+++ DATASET EXTRACT
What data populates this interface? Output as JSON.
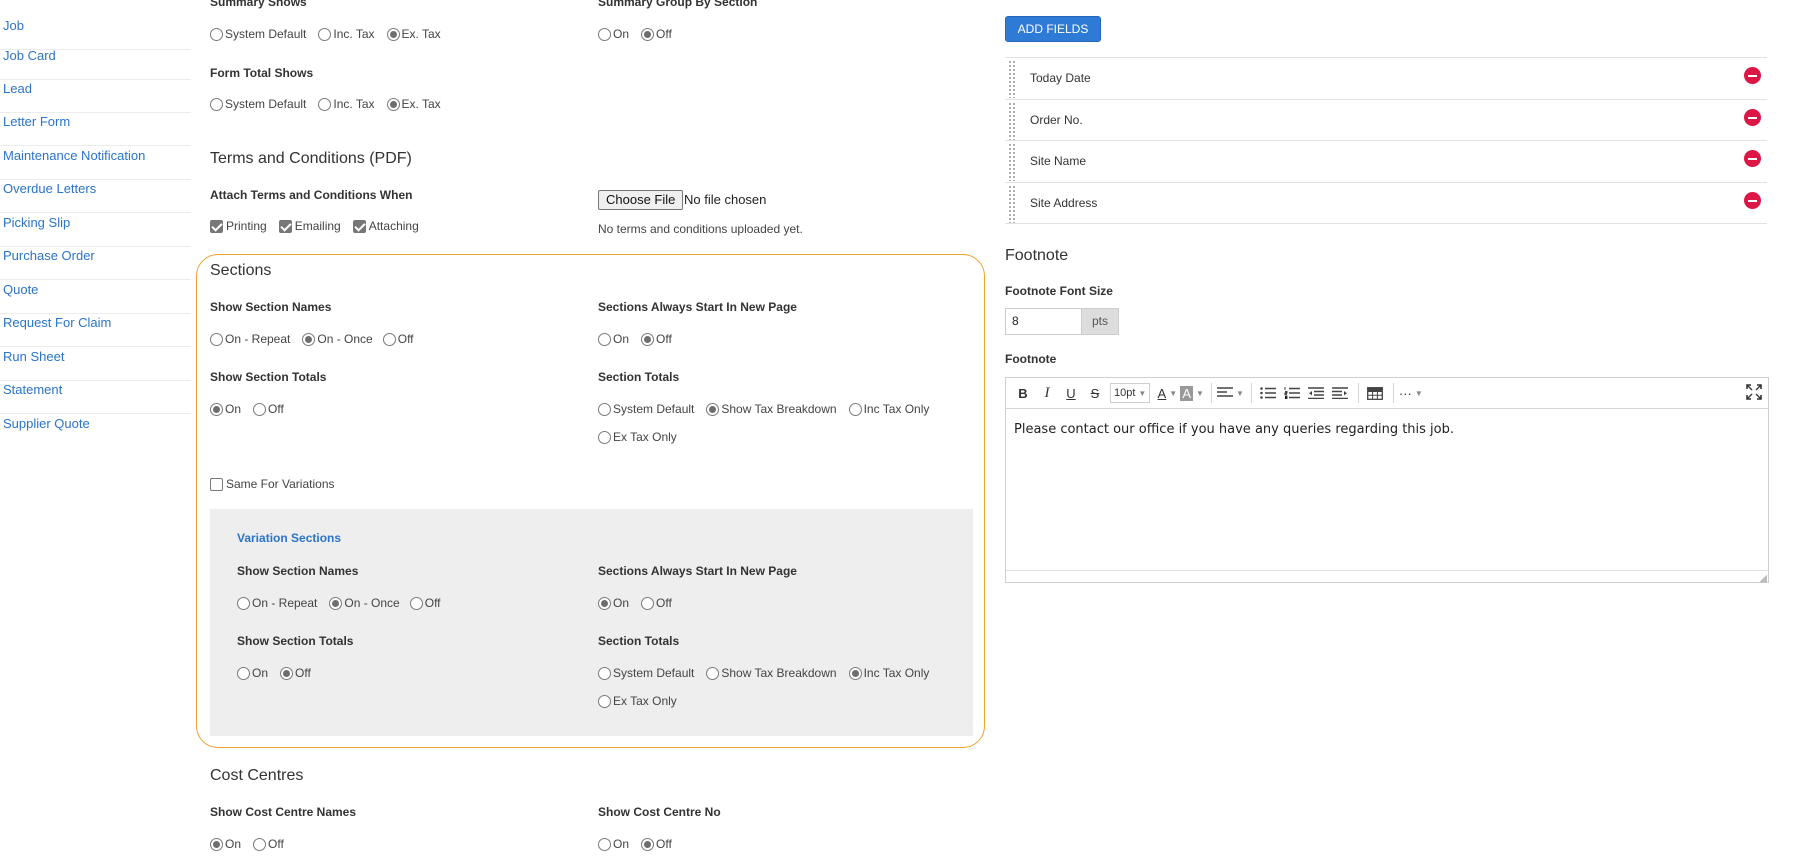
{
  "sidebar": {
    "items": [
      "Job",
      "Job Card",
      "Lead",
      "Letter Form",
      "Maintenance Notification",
      "Overdue Letters",
      "Picking Slip",
      "Purchase Order",
      "Quote",
      "Request For Claim",
      "Run Sheet",
      "Statement",
      "Supplier Quote"
    ]
  },
  "summary": {
    "summary_shows_label": "Summary Shows",
    "summary_shows_options": [
      "System Default",
      "Inc. Tax",
      "Ex. Tax"
    ],
    "group_by_section_label": "Summary Group By Section",
    "group_by_section_options": [
      "On",
      "Off"
    ],
    "form_total_label": "Form Total Shows",
    "form_total_options": [
      "System Default",
      "Inc. Tax",
      "Ex. Tax"
    ]
  },
  "terms": {
    "heading": "Terms and Conditions (PDF)",
    "attach_label": "Attach Terms and Conditions When",
    "attach_options": [
      "Printing",
      "Emailing",
      "Attaching"
    ],
    "choose_file_label": "Choose File",
    "no_file_text": "No file chosen",
    "status": "No terms and conditions uploaded yet."
  },
  "sections": {
    "heading": "Sections",
    "show_names_label": "Show Section Names",
    "show_names_options": [
      "On - Repeat",
      "On - Once",
      "Off"
    ],
    "new_page_label": "Sections Always Start In New Page",
    "new_page_options": [
      "On",
      "Off"
    ],
    "show_totals_label": "Show Section Totals",
    "show_totals_options": [
      "On",
      "Off"
    ],
    "totals_label": "Section Totals",
    "totals_options": [
      "System Default",
      "Show Tax Breakdown",
      "Inc Tax Only",
      "Ex Tax Only"
    ],
    "same_for_variations": "Same For Variations",
    "variation": {
      "title": "Variation Sections",
      "show_names_label": "Show Section Names",
      "show_names_options": [
        "On - Repeat",
        "On - Once",
        "Off"
      ],
      "new_page_label": "Sections Always Start In New Page",
      "new_page_options": [
        "On",
        "Off"
      ],
      "show_totals_label": "Show Section Totals",
      "show_totals_options": [
        "On",
        "Off"
      ],
      "totals_label": "Section Totals",
      "totals_options": [
        "System Default",
        "Show Tax Breakdown",
        "Inc Tax Only",
        "Ex Tax Only"
      ]
    }
  },
  "cost_centres": {
    "heading": "Cost Centres",
    "show_names_label": "Show Cost Centre Names",
    "show_names_options": [
      "On",
      "Off"
    ],
    "show_no_label": "Show Cost Centre No",
    "show_no_options": [
      "On",
      "Off"
    ]
  },
  "fields": {
    "add_button": "ADD FIELDS",
    "items": [
      "Today Date",
      "Order No.",
      "Site Name",
      "Site Address"
    ]
  },
  "footnote": {
    "heading": "Footnote",
    "font_size_label": "Footnote Font Size",
    "font_size_value": "8",
    "font_size_unit": "pts",
    "label": "Footnote",
    "toolbar": {
      "bold": "B",
      "italic": "I",
      "underline": "U",
      "strike": "S",
      "font_size": "10pt",
      "font_color": "A",
      "bg_color": "A",
      "more": "···",
      "fullscreen": "⛶"
    },
    "text": "Please contact our office if you have any queries regarding this job."
  },
  "colors": {
    "link": "#2a74c9",
    "accent": "#2e7bd6",
    "highlight_border": "#f0a030",
    "remove": "#dd1745"
  }
}
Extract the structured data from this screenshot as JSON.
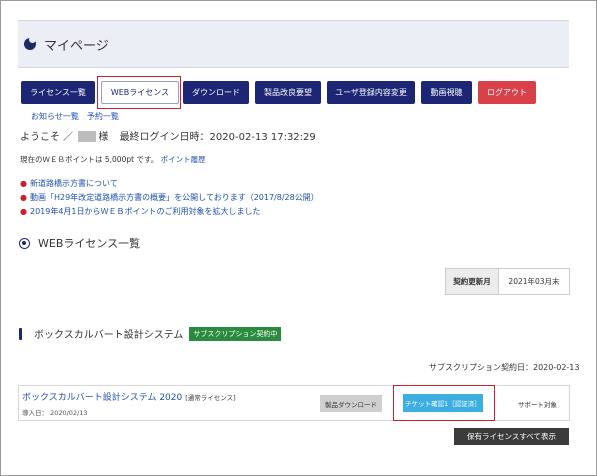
{
  "header": {
    "title": "マイページ"
  },
  "nav": {
    "items": [
      {
        "label": "ライセンス一覧"
      },
      {
        "label": "WEBライセンス"
      },
      {
        "label": "ダウンロード"
      },
      {
        "label": "製品改良要望"
      },
      {
        "label": "ユーザ登録内容変更"
      },
      {
        "label": "動画視聴"
      },
      {
        "label": "ログアウト"
      }
    ],
    "active_index": 1
  },
  "sublinks": [
    "お知らせ一覧",
    "予約一覧"
  ],
  "welcome": {
    "prefix": "ようこそ ／",
    "suffix": "様",
    "login_label": "最終ログイン日時：2020-02-13 17:32:29"
  },
  "points": {
    "text": "現在のＷＥＢポイントは 5,000pt です。",
    "history_link": "ポイント履歴"
  },
  "news": [
    "新道路橋示方書について",
    "動画「H29年改定道路橋示方書の概要」を公開しております（2017/8/28公開）",
    "2019年4月1日からＷＥＢポイントのご利用対象を拡大しました"
  ],
  "section": {
    "title": "WEBライセンス一覧"
  },
  "contract_update": {
    "label": "契約更新月",
    "value": "2021年03月末"
  },
  "product_group": {
    "title": "ボックスカルバート設計システム",
    "badge": "サブスクリプション契約中"
  },
  "subscription": {
    "contract_date": "サブスクリプション契約日：2020-02-13"
  },
  "product": {
    "name": "ボックスカルバート設計システム 2020",
    "license_tag": "[通常ライセンス]",
    "install_date": "導入日： 2020/02/13",
    "download_label": "製品ダウンロード",
    "ticket_label": "チケット確認1［認証済］",
    "support_label": "サポート対象"
  },
  "show_all_label": "保有ライセンスすべて表示",
  "colors": {
    "nav": "#1c2675",
    "logout": "#d9414a",
    "highlight": "#c8202d",
    "badge": "#2a8a3e",
    "ticket": "#3daee2"
  }
}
++++++
## PROBLEM STATEMENT
In the listing above, find each line with the word "heading" and copy it.

## RESULT FOR THIS EXERCISE
    "heading": "Terms and Conditions (PDF)",
    "heading": "Sections",
    "heading": "Cost Centres",
    "heading": "Footnote",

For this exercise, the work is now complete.